[Start Given data]

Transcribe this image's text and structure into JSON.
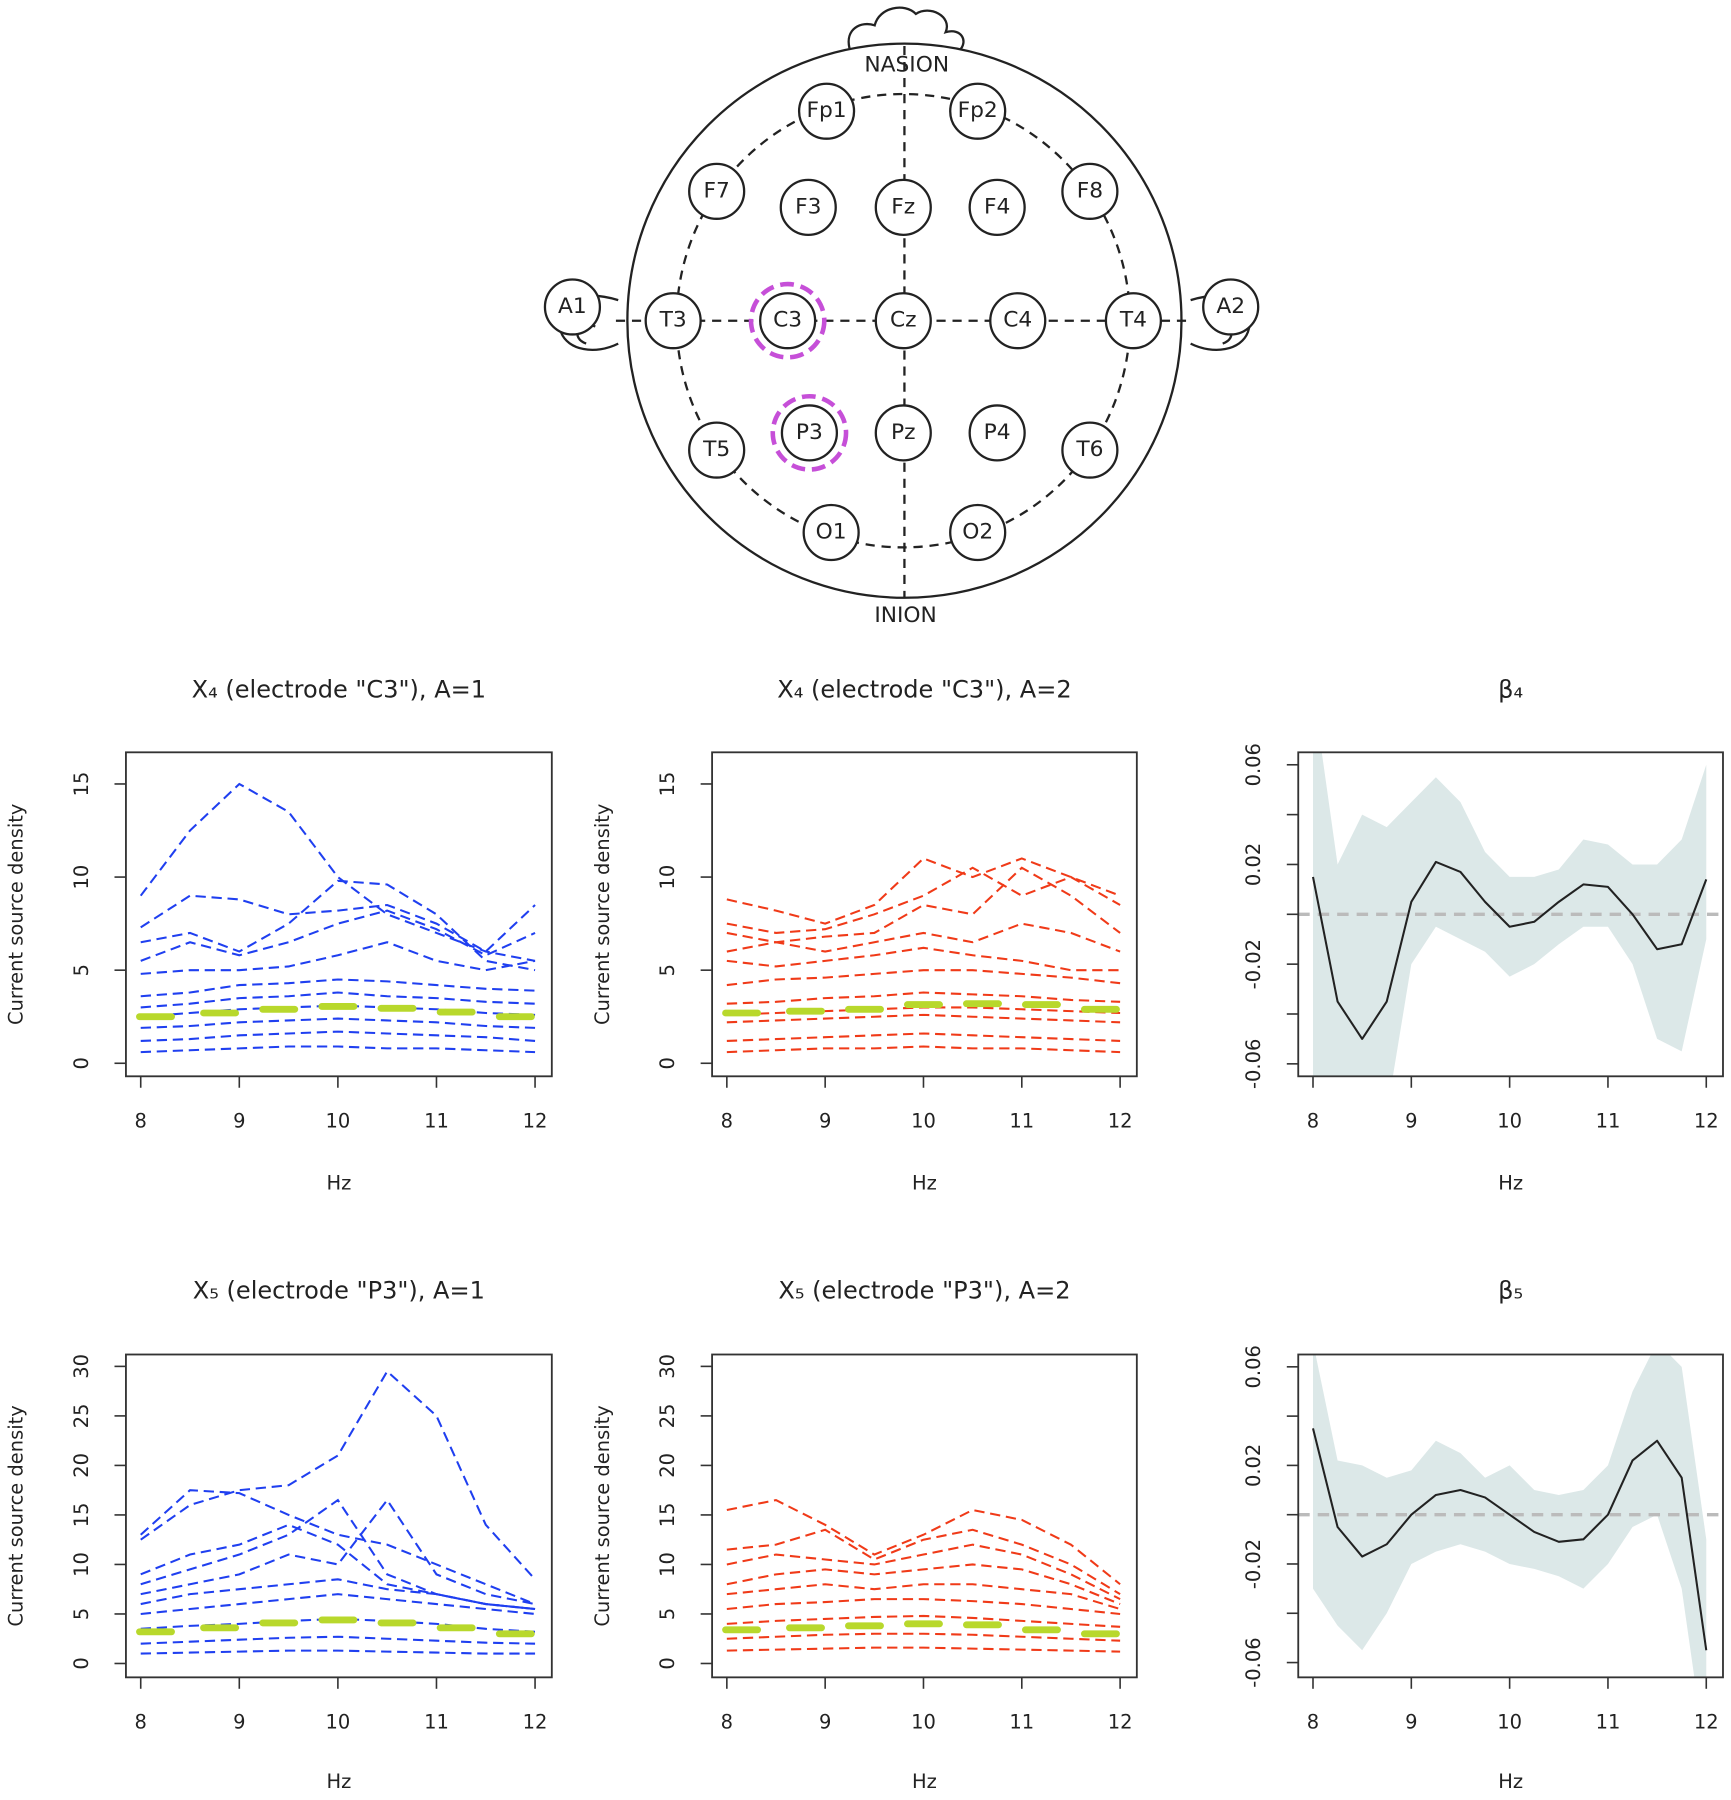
{
  "diagram": {
    "nasion": "NASION",
    "inion": "INION",
    "electrodes": [
      "Fp1",
      "Fp2",
      "F7",
      "F3",
      "Fz",
      "F4",
      "F8",
      "A1",
      "T3",
      "C3",
      "Cz",
      "C4",
      "T4",
      "A2",
      "T5",
      "P3",
      "Pz",
      "P4",
      "T6",
      "O1",
      "O2"
    ]
  },
  "chart_data": [
    {
      "type": "line",
      "title": "X₄ (electrode \"C3\"), A=1",
      "xlabel": "Hz",
      "ylabel": "Current source density",
      "color": "#1f3ff0",
      "dashed": true,
      "x": [
        8,
        8.5,
        9,
        9.5,
        10,
        10.5,
        11,
        11.5,
        12
      ],
      "series": [
        {
          "values": [
            9,
            12.5,
            15,
            13.5,
            10,
            8,
            7,
            6,
            5.5
          ]
        },
        {
          "values": [
            7.3,
            9,
            8.8,
            8,
            8.2,
            8.5,
            7.5,
            6,
            8.5
          ]
        },
        {
          "values": [
            6.5,
            7,
            6,
            7.5,
            9.8,
            9.6,
            8,
            5.5,
            5
          ]
        },
        {
          "values": [
            5.5,
            6.5,
            5.8,
            6.5,
            7.5,
            8.2,
            7.2,
            5.8,
            7
          ]
        },
        {
          "values": [
            4.8,
            5,
            5,
            5.2,
            5.8,
            6.5,
            5.5,
            5,
            5.5
          ]
        },
        {
          "values": [
            3.6,
            3.8,
            4.2,
            4.3,
            4.5,
            4.4,
            4.2,
            4,
            3.9
          ]
        },
        {
          "values": [
            3,
            3.2,
            3.5,
            3.6,
            3.8,
            3.6,
            3.5,
            3.3,
            3.2
          ]
        },
        {
          "values": [
            2.5,
            2.7,
            2.9,
            3,
            3.1,
            3,
            2.9,
            2.7,
            2.6
          ]
        },
        {
          "values": [
            1.9,
            2,
            2.2,
            2.3,
            2.4,
            2.3,
            2.2,
            2,
            1.9
          ]
        },
        {
          "values": [
            1.2,
            1.3,
            1.5,
            1.6,
            1.7,
            1.6,
            1.5,
            1.4,
            1.2
          ]
        },
        {
          "values": [
            0.6,
            0.7,
            0.8,
            0.9,
            0.9,
            0.8,
            0.8,
            0.7,
            0.6
          ]
        }
      ],
      "mean": {
        "color": "#b8d82c",
        "x": [
          8.15,
          8.8,
          9.4,
          10,
          10.6,
          11.2,
          11.8
        ],
        "values": [
          2.5,
          2.7,
          2.9,
          3.05,
          2.95,
          2.75,
          2.5
        ]
      },
      "xlim": [
        7.85,
        12.17
      ],
      "ylim": [
        -0.7,
        16.7
      ],
      "xticks": [
        8,
        9,
        10,
        11,
        12
      ],
      "yticks": [
        0,
        5,
        10,
        15
      ]
    },
    {
      "type": "line",
      "title": "X₄ (electrode \"C3\"), A=2",
      "xlabel": "Hz",
      "ylabel": "Current source density",
      "color": "#f03a18",
      "dashed": true,
      "x": [
        8,
        8.5,
        9,
        9.5,
        10,
        10.5,
        11,
        11.5,
        12
      ],
      "series": [
        {
          "values": [
            8.8,
            8.2,
            7.5,
            8.5,
            11,
            10,
            11,
            10,
            9
          ]
        },
        {
          "values": [
            7.5,
            7,
            7.2,
            8,
            9,
            10.5,
            9,
            10,
            8.5
          ]
        },
        {
          "values": [
            7,
            6.5,
            6.8,
            7,
            8.5,
            8,
            10.5,
            9,
            7
          ]
        },
        {
          "values": [
            6,
            6.5,
            6,
            6.5,
            7,
            6.5,
            7.5,
            7,
            6
          ]
        },
        {
          "values": [
            5.5,
            5.2,
            5.5,
            5.8,
            6.2,
            5.8,
            5.5,
            5,
            5
          ]
        },
        {
          "values": [
            4.2,
            4.5,
            4.6,
            4.8,
            5,
            5,
            4.8,
            4.6,
            4.3
          ]
        },
        {
          "values": [
            3.2,
            3.3,
            3.5,
            3.6,
            3.8,
            3.7,
            3.6,
            3.4,
            3.3
          ]
        },
        {
          "values": [
            2.6,
            2.7,
            2.8,
            2.9,
            3,
            3,
            2.9,
            2.8,
            2.7
          ]
        },
        {
          "values": [
            2.2,
            2.3,
            2.4,
            2.5,
            2.6,
            2.5,
            2.4,
            2.3,
            2.2
          ]
        },
        {
          "values": [
            1.2,
            1.3,
            1.4,
            1.5,
            1.6,
            1.5,
            1.4,
            1.3,
            1.2
          ]
        },
        {
          "values": [
            0.6,
            0.7,
            0.8,
            0.8,
            0.9,
            0.8,
            0.8,
            0.7,
            0.6
          ]
        }
      ],
      "mean": {
        "color": "#b8d82c",
        "x": [
          8.15,
          8.8,
          9.4,
          10,
          10.6,
          11.2,
          11.8
        ],
        "values": [
          2.7,
          2.8,
          2.9,
          3.15,
          3.2,
          3.15,
          2.9
        ]
      },
      "xlim": [
        7.85,
        12.17
      ],
      "ylim": [
        -0.7,
        16.7
      ],
      "xticks": [
        8,
        9,
        10,
        11,
        12
      ],
      "yticks": [
        0,
        5,
        10,
        15
      ]
    },
    {
      "type": "band",
      "title": "β₄",
      "xlabel": "Hz",
      "color": "#222222",
      "band_color": "#dce8e8",
      "hline": 0,
      "hline_color": "#bbbbbb",
      "x": [
        8,
        8.25,
        8.5,
        8.75,
        9,
        9.25,
        9.5,
        9.75,
        10,
        10.25,
        10.5,
        10.75,
        11,
        11.25,
        11.5,
        11.75,
        12
      ],
      "values": [
        0.015,
        -0.035,
        -0.05,
        -0.035,
        0.005,
        0.021,
        0.017,
        0.005,
        -0.005,
        -0.003,
        0.005,
        0.012,
        0.011,
        0,
        -0.014,
        -0.012,
        0.014
      ],
      "lower": [
        -0.08,
        -0.09,
        -0.11,
        -0.08,
        -0.02,
        -0.005,
        -0.01,
        -0.015,
        -0.025,
        -0.02,
        -0.012,
        -0.005,
        -0.005,
        -0.02,
        -0.05,
        -0.055,
        -0.01
      ],
      "upper": [
        0.09,
        0.02,
        0.04,
        0.035,
        0.045,
        0.055,
        0.045,
        0.025,
        0.015,
        0.015,
        0.018,
        0.03,
        0.028,
        0.02,
        0.02,
        0.03,
        0.06
      ],
      "xlim": [
        7.85,
        12.17
      ],
      "ylim": [
        -0.065,
        0.065
      ],
      "xticks": [
        8,
        9,
        10,
        11,
        12
      ],
      "yticks": [
        -0.06,
        -0.02,
        0.02,
        0.06
      ],
      "yminor": [
        -0.04,
        0,
        0.04
      ]
    },
    {
      "type": "line",
      "title": "X₅ (electrode \"P3\"), A=1",
      "xlabel": "Hz",
      "ylabel": "Current source density",
      "color": "#1f3ff0",
      "dashed": true,
      "x": [
        8,
        8.5,
        9,
        9.5,
        10,
        10.5,
        11,
        11.5,
        12
      ],
      "series": [
        {
          "values": [
            12.5,
            16,
            17.5,
            18,
            21,
            29.5,
            25,
            14,
            8.5
          ]
        },
        {
          "values": [
            13,
            17.5,
            17.2,
            15,
            13,
            12,
            10,
            8,
            6
          ]
        },
        {
          "values": [
            9,
            11,
            12,
            14,
            12,
            8,
            7,
            6,
            5.5
          ]
        },
        {
          "values": [
            8,
            9.5,
            11,
            13,
            16.5,
            9,
            7,
            6,
            5.5
          ]
        },
        {
          "values": [
            7,
            8,
            9,
            11,
            10,
            16.5,
            9,
            7,
            6
          ]
        },
        {
          "values": [
            6,
            7,
            7.5,
            8,
            8.5,
            7.5,
            7,
            6,
            5.5
          ]
        },
        {
          "values": [
            5,
            5.5,
            6,
            6.5,
            7,
            6.5,
            6,
            5.5,
            5
          ]
        },
        {
          "values": [
            3.5,
            3.8,
            4,
            4.3,
            4.5,
            4.3,
            4,
            3.5,
            3.2
          ]
        },
        {
          "values": [
            2,
            2.2,
            2.4,
            2.6,
            2.7,
            2.5,
            2.3,
            2.1,
            2
          ]
        },
        {
          "values": [
            1,
            1.1,
            1.2,
            1.3,
            1.3,
            1.2,
            1.1,
            1,
            1
          ]
        }
      ],
      "mean": {
        "color": "#b8d82c",
        "x": [
          8.15,
          8.8,
          9.4,
          10,
          10.6,
          11.2,
          11.8
        ],
        "values": [
          3.2,
          3.6,
          4.1,
          4.4,
          4.1,
          3.6,
          3
        ]
      },
      "xlim": [
        7.85,
        12.17
      ],
      "ylim": [
        -1.4,
        31.2
      ],
      "xticks": [
        8,
        9,
        10,
        11,
        12
      ],
      "yticks": [
        0,
        5,
        10,
        15,
        20,
        25,
        30
      ]
    },
    {
      "type": "line",
      "title": "X₅ (electrode \"P3\"), A=2",
      "xlabel": "Hz",
      "ylabel": "Current source density",
      "color": "#f03a18",
      "dashed": true,
      "x": [
        8,
        8.5,
        9,
        9.5,
        10,
        10.5,
        11,
        11.5,
        12
      ],
      "series": [
        {
          "values": [
            15.5,
            16.5,
            14,
            11,
            13,
            15.5,
            14.5,
            12,
            8
          ]
        },
        {
          "values": [
            11.5,
            12,
            13.5,
            10.5,
            12.5,
            13.5,
            12,
            10,
            7
          ]
        },
        {
          "values": [
            10,
            11,
            10.5,
            10,
            11,
            12,
            11,
            9,
            6.5
          ]
        },
        {
          "values": [
            8,
            9,
            9.5,
            9,
            9.5,
            10,
            9.5,
            8,
            6
          ]
        },
        {
          "values": [
            7,
            7.5,
            8,
            7.5,
            8,
            8,
            7.5,
            7,
            5.5
          ]
        },
        {
          "values": [
            5.5,
            6,
            6.2,
            6.5,
            6.5,
            6.3,
            6,
            5.5,
            5
          ]
        },
        {
          "values": [
            4,
            4.3,
            4.5,
            4.7,
            4.8,
            4.6,
            4.3,
            4,
            3.7
          ]
        },
        {
          "values": [
            2.5,
            2.7,
            2.9,
            3,
            3,
            2.9,
            2.7,
            2.5,
            2.3
          ]
        },
        {
          "values": [
            1.3,
            1.4,
            1.5,
            1.6,
            1.6,
            1.5,
            1.4,
            1.3,
            1.2
          ]
        }
      ],
      "mean": {
        "color": "#b8d82c",
        "x": [
          8.15,
          8.8,
          9.4,
          10,
          10.6,
          11.2,
          11.8
        ],
        "values": [
          3.4,
          3.6,
          3.8,
          4,
          3.9,
          3.4,
          3
        ]
      },
      "xlim": [
        7.85,
        12.17
      ],
      "ylim": [
        -1.4,
        31.2
      ],
      "xticks": [
        8,
        9,
        10,
        11,
        12
      ],
      "yticks": [
        0,
        5,
        10,
        15,
        20,
        25,
        30
      ]
    },
    {
      "type": "band",
      "title": "β₅",
      "xlabel": "Hz",
      "color": "#222222",
      "band_color": "#dce8e8",
      "hline": 0,
      "hline_color": "#bbbbbb",
      "x": [
        8,
        8.25,
        8.5,
        8.75,
        9,
        9.25,
        9.5,
        9.75,
        10,
        10.25,
        10.5,
        10.75,
        11,
        11.25,
        11.5,
        11.75,
        12
      ],
      "values": [
        0.035,
        -0.005,
        -0.017,
        -0.012,
        0,
        0.008,
        0.01,
        0.007,
        0,
        -0.007,
        -0.011,
        -0.01,
        0,
        0.022,
        0.03,
        0.015,
        -0.055
      ],
      "lower": [
        -0.03,
        -0.045,
        -0.055,
        -0.04,
        -0.02,
        -0.015,
        -0.012,
        -0.015,
        -0.02,
        -0.022,
        -0.025,
        -0.03,
        -0.02,
        -0.005,
        0,
        -0.03,
        -0.1
      ],
      "upper": [
        0.07,
        0.022,
        0.02,
        0.015,
        0.018,
        0.03,
        0.025,
        0.015,
        0.02,
        0.01,
        0.008,
        0.01,
        0.02,
        0.05,
        0.07,
        0.06,
        -0.01
      ],
      "xlim": [
        7.85,
        12.17
      ],
      "ylim": [
        -0.066,
        0.065
      ],
      "xticks": [
        8,
        9,
        10,
        11,
        12
      ],
      "yticks": [
        -0.06,
        -0.02,
        0.02,
        0.06
      ],
      "yminor": [
        -0.04,
        0,
        0.04
      ]
    }
  ]
}
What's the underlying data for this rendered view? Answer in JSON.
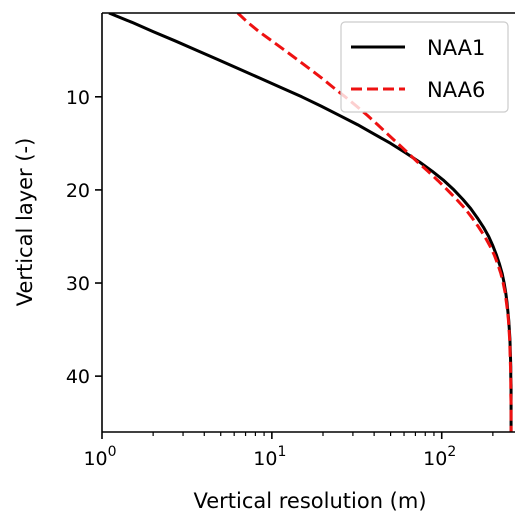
{
  "chart_data": {
    "type": "line",
    "xlabel": "Vertical resolution (m)",
    "ylabel": "Vertical layer (-)",
    "x_scale": "log",
    "xlim": [
      1,
      270
    ],
    "ylim": [
      46,
      1
    ],
    "y_inverted": true,
    "x_ticks": [
      {
        "value": 1,
        "base": "10",
        "exp": "0"
      },
      {
        "value": 10,
        "base": "10",
        "exp": "1"
      },
      {
        "value": 100,
        "base": "10",
        "exp": "2"
      }
    ],
    "y_ticks": [
      10,
      20,
      30,
      40
    ],
    "legend_position": "top-right",
    "grid": false,
    "series": [
      {
        "name": "NAA1",
        "color": "#000000",
        "style": "solid",
        "points": [
          [
            1.1,
            1
          ],
          [
            1.5,
            2
          ],
          [
            2,
            3
          ],
          [
            2.7,
            4
          ],
          [
            3.6,
            5
          ],
          [
            4.8,
            6
          ],
          [
            6.4,
            7
          ],
          [
            8.5,
            8
          ],
          [
            11.3,
            9
          ],
          [
            15,
            10
          ],
          [
            19.5,
            11
          ],
          [
            25,
            12
          ],
          [
            32,
            13
          ],
          [
            40,
            14
          ],
          [
            50,
            15
          ],
          [
            61,
            16
          ],
          [
            74,
            17
          ],
          [
            88,
            18
          ],
          [
            103,
            19
          ],
          [
            118,
            20
          ],
          [
            133,
            21
          ],
          [
            148,
            22
          ],
          [
            162,
            23
          ],
          [
            176,
            24
          ],
          [
            189,
            25
          ],
          [
            200,
            26
          ],
          [
            210,
            27
          ],
          [
            219,
            28
          ],
          [
            227,
            29
          ],
          [
            233,
            30
          ],
          [
            238,
            31
          ],
          [
            242,
            32
          ],
          [
            245,
            33
          ],
          [
            248,
            34
          ],
          [
            250,
            35
          ],
          [
            252,
            36
          ],
          [
            253,
            37
          ],
          [
            254,
            38
          ],
          [
            255,
            39
          ],
          [
            255,
            40
          ],
          [
            256,
            41
          ],
          [
            256,
            42
          ],
          [
            256,
            43
          ],
          [
            256,
            44
          ],
          [
            256,
            45
          ],
          [
            256,
            46
          ]
        ]
      },
      {
        "name": "NAA6",
        "color": "#ee1111",
        "style": "dashed",
        "points": [
          [
            6.3,
            1
          ],
          [
            7.2,
            2
          ],
          [
            8.4,
            3
          ],
          [
            10,
            4
          ],
          [
            11.9,
            5
          ],
          [
            14.1,
            6
          ],
          [
            16.7,
            7
          ],
          [
            19.7,
            8
          ],
          [
            23,
            9
          ],
          [
            27,
            10
          ],
          [
            31.5,
            11
          ],
          [
            36.5,
            12
          ],
          [
            42,
            13
          ],
          [
            48,
            14
          ],
          [
            55,
            15
          ],
          [
            63,
            16
          ],
          [
            72,
            17
          ],
          [
            83,
            18
          ],
          [
            95,
            19
          ],
          [
            108,
            20
          ],
          [
            122,
            21
          ],
          [
            137,
            22
          ],
          [
            151,
            23
          ],
          [
            165,
            24
          ],
          [
            179,
            25
          ],
          [
            192,
            26
          ],
          [
            204,
            27
          ],
          [
            214,
            28
          ],
          [
            223,
            29
          ],
          [
            230,
            30
          ],
          [
            236,
            31
          ],
          [
            240,
            32
          ],
          [
            244,
            33
          ],
          [
            247,
            34
          ],
          [
            249,
            35
          ],
          [
            251,
            36
          ],
          [
            252,
            37
          ],
          [
            253,
            38
          ],
          [
            254,
            39
          ],
          [
            255,
            40
          ],
          [
            255,
            41
          ],
          [
            255,
            42
          ],
          [
            256,
            43
          ],
          [
            256,
            44
          ],
          [
            256,
            45
          ],
          [
            256,
            46
          ]
        ]
      }
    ]
  }
}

[End Given data]

Task to carry out: Identify each line containing the string "title" and copy it out.

Worked solution:
      "title": "X₄ (electrode \"C3\"), A=1",
      "title": "X₄ (electrode \"C3\"), A=2",
      "title": "β₄",
      "title": "X₅ (electrode \"P3\"), A=1",
      "title": "X₅ (electrode \"P3\"), A=2",
      "title": "β₅",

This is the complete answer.